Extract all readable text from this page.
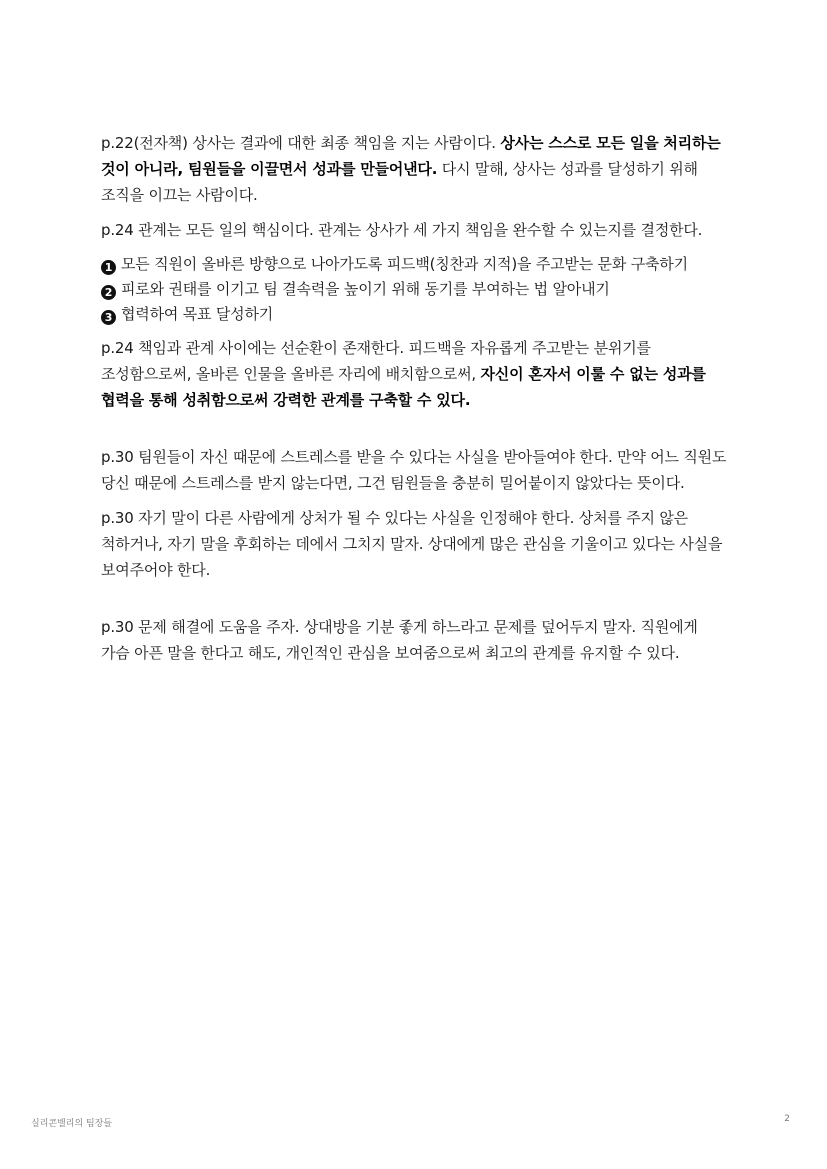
p.22(전자책) 상사는 결과에 대한 최종 책임을 지는 사람이다. 상사는 스스로 모든 일을 처리하는 것이 아니라, 팀원들을 이끌면서 성과를 만들어낸다. 다시 말해, 상사는 성과를 달성하기 위해 조직을 이끄는 사람이다.

p.24 관계는 모든 일의 핵심이다. 관계는 상사가 세 가지 책임을 완수할 수 있는지를 결정한다.

1 모든 직원이 올바른 방향으로 나아가도록 피드백(칭찬과 지적)을 주고받는 문화 구축하기
2 피로와 권태를 이기고 팀 결속력을 높이기 위해 동기를 부여하는 법 알아내기
3 협력하여 목표 달성하기

p.24 책임과 관계 사이에는 선순환이 존재한다. 피드백을 자유롭게 주고받는 분위기를 조성함으로써, 올바른 인물을 올바른 자리에 배치함으로써, 자신이 혼자서 이룰 수 없는 성과를 협력을 통해 성취함으로써 강력한 관계를 구축할 수 있다.

p.30 팀원들이 자신 때문에 스트레스를 받을 수 있다는 사실을 받아들여야 한다. 만약 어느 직원도 당신 때문에 스트레스를 받지 않는다면, 그건 팀원들을 충분히 밀어붙이지 않았다는 뜻이다.

p.30 자기 말이 다른 사람에게 상처가 될 수 있다는 사실을 인정해야 한다. 상처를 주지 않은 척하거나, 자기 말을 후회하는 데에서 그치지 말자. 상대에게 많은 관심을 기울이고 있다는 사실을 보여주어야 한다.

p.30 문제 해결에 도움을 주자. 상대방을 기분 좋게 하느라고 문제를 덮어두지 말자. 직원에게 가슴 아픈 말을 한다고 해도, 개인적인 관심을 보여줌으로써 최고의 관계를 유지할 수 있다.

실리콘밸리의 팀장들	2
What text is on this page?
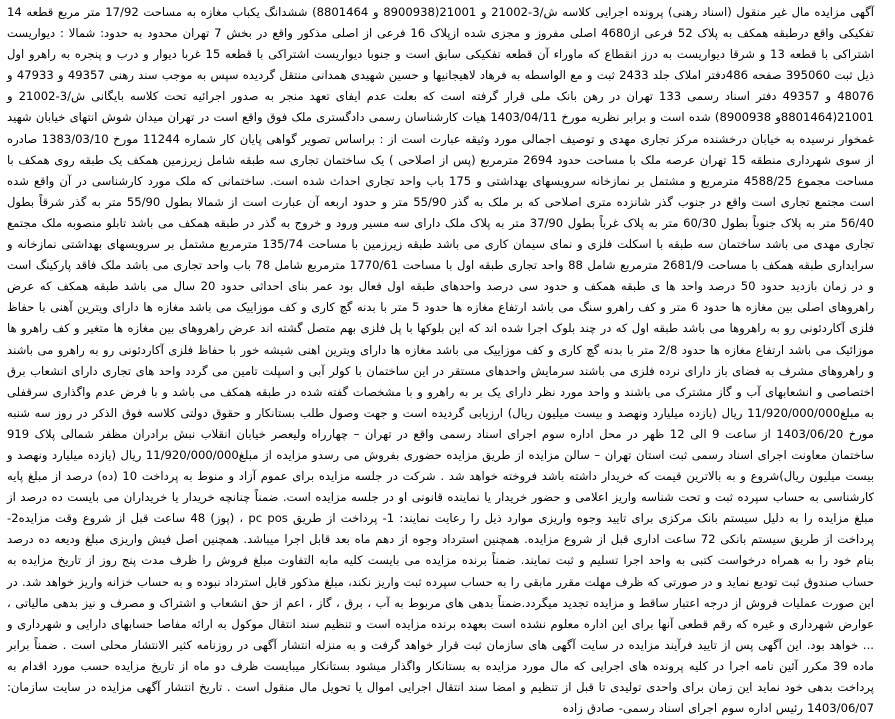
آگهی مزایده مال غیر منقول (اسناد رهنی) پرونده اجرایی کلاسه ش/3-21002 و 21001(8900938 و 8801464) ششدانگ یکباب مغازه به مساحت 17/92 متر مربع قطعه 14 تفکیکی واقع درطبقه همکف به پلاک 52 فرعی از4680 اصلی مفروز و مجزی شده ازپلاک 16 فرعی از اصلی مذکور واقع در بخش 7 تهران محدود به حدود: شمالا : دیواریست اشتراکی با قطعه 13 و شرقا دیواریست به درز انقطاع که ماوراء آن قطعه تفکیکی سابق است و جنوبا دیواریست اشتراکی با قطعه 15 غربا دیوار و درب و پنجره به راهرو اول ذیل ثبت 395060 صفحه 486دفتر املاک جلد 2433 ثبت و مع الواسطه به فرهاد لاهیجانیها و حسین شهیدی همدانی منتقل گردیده سپس به موجب سند رهنی 49357 و 47933 و 48076 و 49357 دفتر اسناد رسمی 133 تهران در رهن بانک ملی قرار گرفته است که بعلت عدم ایفای تعهد منجر به صدور اجرائیه تحت کلاسه بایگانی ش/3-21002 و 21001(8801464و 8900938) شده است و برابر نظریه مورخ 1403/04/11 هیات کارشناسان رسمی دادگستری ملک فوق واقع است در تهران میدان شوش انتهای خیابان شهید غمخوار نرسیده به خیابان درخشنده مرکز تجاری مهدی و توصیف اجمالی مورد وثیقه عبارت است از : براساس تصویر گواهی پایان کار شماره 11244 مورخ 1383/03/10 صادره از سوی شهرداری منطقه 15 تهران عرصه ملک با مساحت حدود 2694 مترمربع (پس از اصلاحی ) یک ساختمان تجاری سه طبقه شامل زیرزمین همکف یک طبقه روی همکف با مساحت مجموع 4588/25 مترمربع و مشتمل بر نمازخانه سرویسهای بهداشتی و 175 باب واحد تجاری احداث شده است. ساختمانی که ملک مورد کارشناسی در آن واقع شده است مجتمع تجاری است واقع در جنوب گذر شانزده متری اصلاحی که بر ملک به گذر 55/90 متر و حدود اربعه آن عبارت است از شمالا بطول 55/90 متر به گذر شرقاً بطول 56/40 متر به پلاک جنوباً بطول 60/30 متر به پلاک غرباً بطول 37/90 متر به پلاک ملک دارای سه مسیر ورود و خروج به گذر در طبقه همکف می باشد تابلو منصوبه ملک مجتمع تجاری مهدی می باشد ساختمان سه طبقه با اسکلت فلزی و نمای سیمان کاری می باشد طبقه زیرزمین با مساحت 135/74 مترمربع مشتمل بر سرویسهای بهداشتی نمازخانه و سرایداری طبقه همکف با مساحت 2681/9 مترمربع شامل 88 واحد تجاری طبقه اول با مساحت 1770/61 مترمربع شامل 78 باب واحد تجاری می باشد ملک فاقد پارکینگ است و در زمان بازدید حدود 50 درصد واحد ها ی طبقه همکف و حدود سی درصد واحدهای طبقه اول فعال بود عمر بنای احداثی حدود 20 سال می باشد طبقه همکف که عرض راهروهای اصلی بین مغازه ها حدود 6 متر و کف راهرو سنگ می باشد ارتفاع مغازه ها حدود 5 متر با بدنه گچ کاری و کف موزاییک می باشد مغازه ها دارای ویترین آهنی با حفاظ فلزی آکاردئونی رو به راهروها می باشد طبقه اول که در چند بلوک اجرا شده اند که این بلوکها با پل فلزی بهم متصل گشته اند عرض راهروهای بین مغازه ها متغیر و کف راهرو ها موزائیک می باشد ارتفاع مغازه ها حدود 2/8 متر با بدنه گچ کاری و کف موزاییک می باشد مغازه ها دارای ویترین اهنی شیشه خور با حفاظ فلزی آکاردئونی رو به راهرو می باشند و راهروهای مشرف به فضای باز دارای نرده فلزی می باشند سرمایش واحدهای مستقر در این ساختمان با کولر آبی و اسپلت تامین می گردد واحد های تجاری دارای انشعاب برق اختصاصی و انشعابهای آب و گاز مشترک می باشند و واحد مورد نظر دارای یک بر به راهرو و با مشخصات گفته شده در طبقه همکف می باشد و با فرض عدم واگذاری سرقفلی به مبلغ11/920/000/000 ریال (یازده میلیارد ونهصد و بیست میلیون ریال) ارزیابی گردیده است و جهت وصول طلب بستانکار و حقوق دولتی کلاسه فوق الذکر در روز سه شنبه مورخ 1403/06/20 از ساعت 9 الی 12 ظهر در محل اداره سوم اجرای اسناد رسمی واقع در تهران – چهارراه ولیعصر خیابان انقلاب نبش برادران مظفر شمالی پلاک 919 ساختمان معاونت اجرای اسناد رسمی ثبت استان تهران – سالن مزایده از طریق مزایده حضوری بفروش می رسدو مزایده از مبلغ11/920/000/000 ریال (یازده میلیارد ونهصد و بیست میلیون ریال)شروع و به بالاترین قیمت که خریدار داشته باشد فروخته خواهد شد . شرکت در جلسه مزایده برای عموم آزاد و منوط به پرداخت 10 (ده) درصد از مبلغ پایه کارشناسی به حساب سپرده ثبت و تحت شناسه واریز اعلامی و حضور خریدار یا نماینده قانونی او در جلسه مزایده است. ضمناً چنانچه خریدار یا خریداران می بایست ده درصد از مبلغ مزایده را به دلیل سیستم بانک مرکزی برای تایید وجوه واریزی موارد ذیل را رعایت نمایند: 1- پرداخت از طریق pc pos ، (پوز) 48 ساعت قبل از شروع وقت مزایده2- پرداخت از طریق سیستم بانکی 72 ساعت اداری قبل از شروع مزایده. همچنین استرداد وجوه از دهم ماه بعد قابل اجرا میباشد. همچنین اصل فیش واریزی مبلغ ودیعه ده درصد بنام خود را به همراه درخواست کتبی به واحد اجرا تسلیم و ثبت نمایند. ضمناً برنده مزایده می بایست کلیه مابه التفاوت مبلغ فروش را ظرف مدت پنج روز از تاریخ مزایده به حساب صندوق ثبت تودیع نماید و در صورتی که ظرف مهلت مقرر مابقی را به حساب سپرده ثبت واریز نکند، مبلغ مذکور قابل استرداد نبوده و به حساب خزانه واریز خواهد شد. در این صورت عملیات فروش از درجه اعتبار ساقط و مزایده تجدید میگردد.ضمناً بدهی های مربوط به آب ، برق ، گاز ، اعم از حق انشعاب و اشتراک و مصرف و نیز بدهی مالیاتی ، عوارض شهرداری و غیره که رقم قطعی آنها برای این اداره معلوم نشده است بعهده برنده مزایده است و تنظیم سند انتقال موکول به ارائه مفاصا حسابهای دارایی و شهرداری و ... خواهد بود. این آگهی پس از تایید فرآیند مزایده در سایت آگهی های سازمان ثبت قرار خواهد گرفت و به منزله انتشار آگهی در روزنامه کثیر الانتشار محلی است . ضمناً برابر ماده 39 مکرر آئین نامه اجرا در کلیه پرونده های اجرایی که مال مورد مزایده به بستانکار واگذار میشود بستانکار میبایست ظرف دو ماه از تاریخ مزایده حسب مورد اقدام به پرداخت بدهی خود نماید این زمان برای واحدی تولیدی تا قبل از تنظیم و امضا سند انتقال اجرایی اموال یا تحویل مال منقول است . تاریخ انتشار آگهی مزایده در سایت سازمان: 1403/06/07 رئیس اداره سوم اجرای اسناد رسمی- صادق زاده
──────────
GOAL OF THE EXERCISE: Exactly how many lines of the listing above contain the string "팀원들을"? Give no more than the number.

RESPONSE FOR THIS EXERCISE: 2